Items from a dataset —
^^^^
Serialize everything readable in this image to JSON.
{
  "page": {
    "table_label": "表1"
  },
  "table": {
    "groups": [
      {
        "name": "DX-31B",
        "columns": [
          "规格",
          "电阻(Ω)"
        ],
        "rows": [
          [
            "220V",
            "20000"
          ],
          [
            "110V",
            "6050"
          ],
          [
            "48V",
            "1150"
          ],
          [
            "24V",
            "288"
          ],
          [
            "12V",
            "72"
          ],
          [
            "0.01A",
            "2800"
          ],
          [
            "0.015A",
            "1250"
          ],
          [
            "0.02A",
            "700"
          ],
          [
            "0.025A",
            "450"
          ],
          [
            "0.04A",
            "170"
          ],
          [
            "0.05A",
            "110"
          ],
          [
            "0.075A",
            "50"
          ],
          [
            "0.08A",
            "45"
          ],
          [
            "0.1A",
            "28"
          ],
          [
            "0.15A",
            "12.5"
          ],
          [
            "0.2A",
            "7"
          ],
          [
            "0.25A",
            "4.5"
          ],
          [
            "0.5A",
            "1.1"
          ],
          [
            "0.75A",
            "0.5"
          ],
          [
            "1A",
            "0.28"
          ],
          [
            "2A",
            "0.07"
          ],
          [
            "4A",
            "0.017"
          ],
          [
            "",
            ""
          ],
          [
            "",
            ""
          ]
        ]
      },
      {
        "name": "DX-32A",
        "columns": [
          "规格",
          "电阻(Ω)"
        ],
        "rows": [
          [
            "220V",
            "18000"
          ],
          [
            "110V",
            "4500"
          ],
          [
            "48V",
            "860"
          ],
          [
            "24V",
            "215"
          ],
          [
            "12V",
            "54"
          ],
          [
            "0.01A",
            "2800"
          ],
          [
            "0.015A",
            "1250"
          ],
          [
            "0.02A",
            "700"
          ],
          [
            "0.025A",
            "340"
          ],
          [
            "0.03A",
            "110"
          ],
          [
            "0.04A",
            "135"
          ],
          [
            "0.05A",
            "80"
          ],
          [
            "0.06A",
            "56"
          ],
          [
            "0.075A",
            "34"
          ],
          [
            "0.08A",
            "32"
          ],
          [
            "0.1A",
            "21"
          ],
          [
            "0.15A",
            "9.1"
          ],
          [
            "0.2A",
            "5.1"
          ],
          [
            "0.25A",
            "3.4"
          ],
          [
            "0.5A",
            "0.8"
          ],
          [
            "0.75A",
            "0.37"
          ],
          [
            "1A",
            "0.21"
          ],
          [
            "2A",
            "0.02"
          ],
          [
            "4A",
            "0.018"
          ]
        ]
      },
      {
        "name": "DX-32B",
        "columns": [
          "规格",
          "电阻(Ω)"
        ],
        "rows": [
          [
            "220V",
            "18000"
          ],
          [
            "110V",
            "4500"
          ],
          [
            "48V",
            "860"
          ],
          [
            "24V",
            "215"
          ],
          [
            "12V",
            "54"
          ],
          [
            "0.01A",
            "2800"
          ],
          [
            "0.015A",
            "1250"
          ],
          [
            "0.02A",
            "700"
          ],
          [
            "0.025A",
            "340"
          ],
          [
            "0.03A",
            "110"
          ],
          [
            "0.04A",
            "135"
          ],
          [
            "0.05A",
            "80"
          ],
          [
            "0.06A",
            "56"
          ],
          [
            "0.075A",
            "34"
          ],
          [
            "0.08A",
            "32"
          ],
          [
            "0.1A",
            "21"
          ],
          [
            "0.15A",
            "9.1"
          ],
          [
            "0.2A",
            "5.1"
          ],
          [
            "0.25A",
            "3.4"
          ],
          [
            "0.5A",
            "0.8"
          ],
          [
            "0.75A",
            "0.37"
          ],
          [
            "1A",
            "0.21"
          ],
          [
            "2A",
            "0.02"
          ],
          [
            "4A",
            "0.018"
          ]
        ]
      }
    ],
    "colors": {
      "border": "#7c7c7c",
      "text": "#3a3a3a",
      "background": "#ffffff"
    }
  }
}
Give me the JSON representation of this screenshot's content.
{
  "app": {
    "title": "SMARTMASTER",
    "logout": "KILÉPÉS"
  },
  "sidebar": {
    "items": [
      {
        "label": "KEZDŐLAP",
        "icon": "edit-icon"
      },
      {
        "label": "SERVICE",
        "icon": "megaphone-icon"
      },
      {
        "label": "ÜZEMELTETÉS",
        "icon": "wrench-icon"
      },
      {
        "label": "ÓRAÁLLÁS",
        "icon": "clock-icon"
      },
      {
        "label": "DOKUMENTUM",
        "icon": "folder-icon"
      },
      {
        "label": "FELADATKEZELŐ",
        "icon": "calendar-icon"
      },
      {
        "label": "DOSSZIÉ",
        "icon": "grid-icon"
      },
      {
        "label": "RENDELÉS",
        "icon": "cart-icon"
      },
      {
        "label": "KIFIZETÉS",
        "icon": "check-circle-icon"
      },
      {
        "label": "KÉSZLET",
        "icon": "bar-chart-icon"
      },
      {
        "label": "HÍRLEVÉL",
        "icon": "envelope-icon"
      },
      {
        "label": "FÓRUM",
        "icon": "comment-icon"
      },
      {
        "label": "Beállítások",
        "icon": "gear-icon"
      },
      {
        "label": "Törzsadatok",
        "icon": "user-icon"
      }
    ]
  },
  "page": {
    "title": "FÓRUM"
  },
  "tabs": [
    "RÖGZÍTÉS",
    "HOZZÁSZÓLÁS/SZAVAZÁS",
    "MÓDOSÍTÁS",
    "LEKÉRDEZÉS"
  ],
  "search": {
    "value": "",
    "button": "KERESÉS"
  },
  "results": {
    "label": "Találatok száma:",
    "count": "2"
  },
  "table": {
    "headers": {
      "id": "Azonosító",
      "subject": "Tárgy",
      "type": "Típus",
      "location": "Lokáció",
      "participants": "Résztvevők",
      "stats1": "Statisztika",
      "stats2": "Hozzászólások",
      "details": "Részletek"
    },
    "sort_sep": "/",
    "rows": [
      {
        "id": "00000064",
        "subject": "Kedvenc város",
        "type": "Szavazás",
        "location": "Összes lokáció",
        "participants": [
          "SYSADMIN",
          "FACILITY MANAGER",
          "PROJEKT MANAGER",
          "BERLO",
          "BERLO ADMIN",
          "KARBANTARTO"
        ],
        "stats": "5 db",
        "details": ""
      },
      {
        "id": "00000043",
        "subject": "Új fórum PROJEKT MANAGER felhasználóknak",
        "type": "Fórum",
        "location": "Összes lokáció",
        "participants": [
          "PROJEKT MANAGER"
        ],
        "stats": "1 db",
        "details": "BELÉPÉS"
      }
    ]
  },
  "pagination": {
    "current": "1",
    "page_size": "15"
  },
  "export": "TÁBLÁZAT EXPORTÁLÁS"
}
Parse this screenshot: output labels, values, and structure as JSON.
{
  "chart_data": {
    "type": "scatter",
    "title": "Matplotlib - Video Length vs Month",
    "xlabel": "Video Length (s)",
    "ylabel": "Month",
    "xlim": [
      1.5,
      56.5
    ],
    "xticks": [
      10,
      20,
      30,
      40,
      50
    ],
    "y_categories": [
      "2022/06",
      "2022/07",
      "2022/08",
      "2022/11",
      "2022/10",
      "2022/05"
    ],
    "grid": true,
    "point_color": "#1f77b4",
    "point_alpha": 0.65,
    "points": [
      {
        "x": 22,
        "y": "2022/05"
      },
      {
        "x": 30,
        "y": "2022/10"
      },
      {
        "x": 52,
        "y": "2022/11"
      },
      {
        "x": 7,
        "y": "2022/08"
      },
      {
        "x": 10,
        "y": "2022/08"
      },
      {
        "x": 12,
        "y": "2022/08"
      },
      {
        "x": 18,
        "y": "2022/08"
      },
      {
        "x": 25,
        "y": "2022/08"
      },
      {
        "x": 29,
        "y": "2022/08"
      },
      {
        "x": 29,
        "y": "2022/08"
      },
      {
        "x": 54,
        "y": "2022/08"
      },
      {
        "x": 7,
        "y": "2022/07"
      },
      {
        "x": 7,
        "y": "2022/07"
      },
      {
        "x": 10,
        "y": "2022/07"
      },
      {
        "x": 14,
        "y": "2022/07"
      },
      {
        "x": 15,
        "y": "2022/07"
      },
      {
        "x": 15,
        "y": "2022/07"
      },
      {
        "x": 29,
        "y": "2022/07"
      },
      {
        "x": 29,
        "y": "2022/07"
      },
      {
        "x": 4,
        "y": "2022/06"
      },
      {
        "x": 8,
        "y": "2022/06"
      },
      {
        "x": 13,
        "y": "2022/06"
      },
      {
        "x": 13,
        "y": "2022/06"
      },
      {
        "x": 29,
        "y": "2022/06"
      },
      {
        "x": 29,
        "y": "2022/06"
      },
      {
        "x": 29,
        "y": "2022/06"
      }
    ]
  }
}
^^^^
Given instruction —
Only the lines from the one containing "Parse this screenshot: output" through the end of the entries above belong in the answer; repeat them exactly.

Problem solution —
Parse this screenshot: output labels, values, and structure as JSON.
{
  "chart_data": {
    "type": "scatter",
    "title": "Matplotlib - Video Length vs Month",
    "xlabel": "Video Length (s)",
    "ylabel": "Month",
    "xlim": [
      1.5,
      56.5
    ],
    "xticks": [
      10,
      20,
      30,
      40,
      50
    ],
    "y_categories": [
      "2022/06",
      "2022/07",
      "2022/08",
      "2022/11",
      "2022/10",
      "2022/05"
    ],
    "grid": true,
    "point_color": "#1f77b4",
    "point_alpha": 0.65,
    "points": [
      {
        "x": 22,
        "y": "2022/05"
      },
      {
        "x": 30,
        "y": "2022/10"
      },
      {
        "x": 52,
        "y": "2022/11"
      },
      {
        "x": 7,
        "y": "2022/08"
      },
      {
        "x": 10,
        "y": "2022/08"
      },
      {
        "x": 12,
        "y": "2022/08"
      },
      {
        "x": 18,
        "y": "2022/08"
      },
      {
        "x": 25,
        "y": "2022/08"
      },
      {
        "x": 29,
        "y": "2022/08"
      },
      {
        "x": 29,
        "y": "2022/08"
      },
      {
        "x": 54,
        "y": "2022/08"
      },
      {
        "x": 7,
        "y": "2022/07"
      },
      {
        "x": 7,
        "y": "2022/07"
      },
      {
        "x": 10,
        "y": "2022/07"
      },
      {
        "x": 14,
        "y": "2022/07"
      },
      {
        "x": 15,
        "y": "2022/07"
      },
      {
        "x": 15,
        "y": "2022/07"
      },
      {
        "x": 29,
        "y": "2022/07"
      },
      {
        "x": 29,
        "y": "2022/07"
      },
      {
        "x": 4,
        "y": "2022/06"
      },
      {
        "x": 8,
        "y": "2022/06"
      },
      {
        "x": 13,
        "y": "2022/06"
      },
      {
        "x": 13,
        "y": "2022/06"
      },
      {
        "x": 29,
        "y": "2022/06"
      },
      {
        "x": 29,
        "y": "2022/06"
      },
      {
        "x": 29,
        "y": "2022/06"
      }
    ]
  }
}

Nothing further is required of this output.